> **GOAL**
Print out every line, exactly as written.
— Begin DATA SHOWN —
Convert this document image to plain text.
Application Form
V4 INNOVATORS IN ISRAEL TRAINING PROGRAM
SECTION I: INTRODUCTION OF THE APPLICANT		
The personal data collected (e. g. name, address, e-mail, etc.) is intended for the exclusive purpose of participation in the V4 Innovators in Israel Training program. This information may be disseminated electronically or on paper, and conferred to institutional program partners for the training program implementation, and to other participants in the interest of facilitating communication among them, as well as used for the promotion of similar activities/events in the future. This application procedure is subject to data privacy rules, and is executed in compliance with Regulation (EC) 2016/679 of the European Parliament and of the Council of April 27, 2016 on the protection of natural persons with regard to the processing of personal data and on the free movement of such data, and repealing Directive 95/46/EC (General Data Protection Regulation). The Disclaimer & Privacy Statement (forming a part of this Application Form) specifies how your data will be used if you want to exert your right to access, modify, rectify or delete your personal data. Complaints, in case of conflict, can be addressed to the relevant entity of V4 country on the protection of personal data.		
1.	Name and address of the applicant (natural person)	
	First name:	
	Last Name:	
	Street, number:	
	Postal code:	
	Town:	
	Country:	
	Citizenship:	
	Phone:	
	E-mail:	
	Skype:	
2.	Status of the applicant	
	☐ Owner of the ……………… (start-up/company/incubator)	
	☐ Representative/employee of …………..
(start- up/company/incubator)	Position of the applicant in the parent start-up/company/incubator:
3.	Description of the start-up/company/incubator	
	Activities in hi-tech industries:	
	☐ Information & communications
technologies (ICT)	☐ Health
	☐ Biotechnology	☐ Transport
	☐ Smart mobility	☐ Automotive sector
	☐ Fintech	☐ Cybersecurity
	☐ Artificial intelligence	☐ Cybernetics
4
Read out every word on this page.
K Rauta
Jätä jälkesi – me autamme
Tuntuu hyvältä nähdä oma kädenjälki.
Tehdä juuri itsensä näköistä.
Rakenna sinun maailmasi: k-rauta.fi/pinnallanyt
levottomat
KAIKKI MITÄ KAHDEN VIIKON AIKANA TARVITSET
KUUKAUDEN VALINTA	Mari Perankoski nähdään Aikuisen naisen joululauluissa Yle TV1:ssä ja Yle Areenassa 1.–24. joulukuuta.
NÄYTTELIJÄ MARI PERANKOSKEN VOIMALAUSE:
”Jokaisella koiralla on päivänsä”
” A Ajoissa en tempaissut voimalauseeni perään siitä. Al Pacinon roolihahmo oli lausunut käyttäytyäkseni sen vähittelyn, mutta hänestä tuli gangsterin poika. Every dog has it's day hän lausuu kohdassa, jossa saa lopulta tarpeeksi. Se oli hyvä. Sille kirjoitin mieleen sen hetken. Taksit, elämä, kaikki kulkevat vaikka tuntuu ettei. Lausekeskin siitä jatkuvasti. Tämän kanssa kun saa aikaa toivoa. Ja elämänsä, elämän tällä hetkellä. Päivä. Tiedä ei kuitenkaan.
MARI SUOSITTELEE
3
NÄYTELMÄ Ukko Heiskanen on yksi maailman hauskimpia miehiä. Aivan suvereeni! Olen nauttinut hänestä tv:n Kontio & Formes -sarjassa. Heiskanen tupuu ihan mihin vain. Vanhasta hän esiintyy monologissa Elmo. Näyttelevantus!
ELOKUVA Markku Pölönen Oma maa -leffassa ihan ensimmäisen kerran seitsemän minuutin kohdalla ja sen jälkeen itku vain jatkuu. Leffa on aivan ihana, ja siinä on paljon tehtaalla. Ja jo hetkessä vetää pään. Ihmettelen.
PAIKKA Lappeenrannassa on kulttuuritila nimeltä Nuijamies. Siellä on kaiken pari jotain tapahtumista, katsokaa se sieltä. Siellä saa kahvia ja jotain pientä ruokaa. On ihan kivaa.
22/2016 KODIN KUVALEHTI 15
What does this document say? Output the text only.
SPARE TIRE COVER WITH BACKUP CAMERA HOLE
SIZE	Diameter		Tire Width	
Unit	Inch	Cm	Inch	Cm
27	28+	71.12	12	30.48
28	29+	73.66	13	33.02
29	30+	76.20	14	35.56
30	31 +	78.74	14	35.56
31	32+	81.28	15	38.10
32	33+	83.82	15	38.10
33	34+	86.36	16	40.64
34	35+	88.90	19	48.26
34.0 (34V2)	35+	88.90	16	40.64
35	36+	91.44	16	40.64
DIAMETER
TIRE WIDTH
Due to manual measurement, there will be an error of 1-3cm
— End DATA SHOWN —
> **FULL SOLUTION**
Convert this document image to plain text.
Application Form
V4 INNOVATORS IN ISRAEL TRAINING PROGRAM
SECTION I: INTRODUCTION OF THE APPLICANT		
The personal data collected (e. g. name, address, e-mail, etc.) is intended for the exclusive purpose of participation in the V4 Innovators in Israel Training program. This information may be disseminated electronically or on paper, and conferred to institutional program partners for the training program implementation, and to other participants in the interest of facilitating communication among them, as well as used for the promotion of similar activities/events in the future. This application procedure is subject to data privacy rules, and is executed in compliance with Regulation (EC) 2016/679 of the European Parliament and of the Council of April 27, 2016 on the protection of natural persons with regard to the processing of personal data and on the free movement of such data, and repealing Directive 95/46/EC (General Data Protection Regulation). The Disclaimer & Privacy Statement (forming a part of this Application Form) specifies how your data will be used if you want to exert your right to access, modify, rectify or delete your personal data. Complaints, in case of conflict, can be addressed to the relevant entity of V4 country on the protection of personal data.		
1.	Name and address of the applicant (natural person)	
	First name:	
	Last Name:	
	Street, number:	
	Postal code:	
	Town:	
	Country:	
	Citizenship:	
	Phone:	
	E-mail:	
	Skype:	
2.	Status of the applicant	
	☐ Owner of the ……………… (start-up/company/incubator)	
	☐ Representative/employee of …………..
(start- up/company/incubator)	Position of the applicant in the parent start-up/company/incubator:
3.	Description of the start-up/company/incubator	
	Activities in hi-tech industries:	
	☐ Information & communications
technologies (ICT)	☐ Health
	☐ Biotechnology	☐ Transport
	☐ Smart mobility	☐ Automotive sector
	☐ Fintech	☐ Cybersecurity
	☐ Artificial intelligence	☐ Cybernetics
4
Read out every word on this page.
K Rauta
Jätä jälkesi – me autamme
Tuntuu hyvältä nähdä oma kädenjälki.
Tehdä juuri itsensä näköistä.
Rakenna sinun maailmasi: k-rauta.fi/pinnallanyt
levottomat
KAIKKI MITÄ KAHDEN VIIKON AIKANA TARVITSET
KUUKAUDEN VALINTA	Mari Perankoski nähdään Aikuisen naisen joululauluissa Yle TV1:ssä ja Yle Areenassa 1.–24. joulukuuta.
NÄYTTELIJÄ MARI PERANKOSKEN VOIMALAUSE:
”Jokaisella koiralla on päivänsä”
” A Ajoissa en tempaissut voimalauseeni perään siitä. Al Pacinon roolihahmo oli lausunut käyttäytyäkseni sen vähittelyn, mutta hänestä tuli gangsterin poika. Every dog has it's day hän lausuu kohdassa, jossa saa lopulta tarpeeksi. Se oli hyvä. Sille kirjoitin mieleen sen hetken. Taksit, elämä, kaikki kulkevat vaikka tuntuu ettei. Lausekeskin siitä jatkuvasti. Tämän kanssa kun saa aikaa toivoa. Ja elämänsä, elämän tällä hetkellä. Päivä. Tiedä ei kuitenkaan.
MARI SUOSITTELEE
3
NÄYTELMÄ Ukko Heiskanen on yksi maailman hauskimpia miehiä. Aivan suvereeni! Olen nauttinut hänestä tv:n Kontio & Formes -sarjassa. Heiskanen tupuu ihan mihin vain. Vanhasta hän esiintyy monologissa Elmo. Näyttelevantus!
ELOKUVA Markku Pölönen Oma maa -leffassa ihan ensimmäisen kerran seitsemän minuutin kohdalla ja sen jälkeen itku vain jatkuu. Leffa on aivan ihana, ja siinä on paljon tehtaalla. Ja jo hetkessä vetää pään. Ihmettelen.
PAIKKA Lappeenrannassa on kulttuuritila nimeltä Nuijamies. Siellä on kaiken pari jotain tapahtumista, katsokaa se sieltä. Siellä saa kahvia ja jotain pientä ruokaa. On ihan kivaa.
22/2016 KODIN KUVALEHTI 15
What does this document say? Output the text only.
SPARE TIRE COVER WITH BACKUP CAMERA HOLE
SIZE	Diameter		Tire Width	
Unit	Inch	Cm	Inch	Cm
27	28+	71.12	12	30.48
28	29+	73.66	13	33.02
29	30+	76.20	14	35.56
30	31 +	78.74	14	35.56
31	32+	81.28	15	38.10
32	33+	83.82	15	38.10
33	34+	86.36	16	40.64
34	35+	88.90	19	48.26
34.0 (34V2)	35+	88.90	16	40.64
35	36+	91.44	16	40.64
DIAMETER
TIRE WIDTH
Due to manual measurement, there will be an error of 1-3cm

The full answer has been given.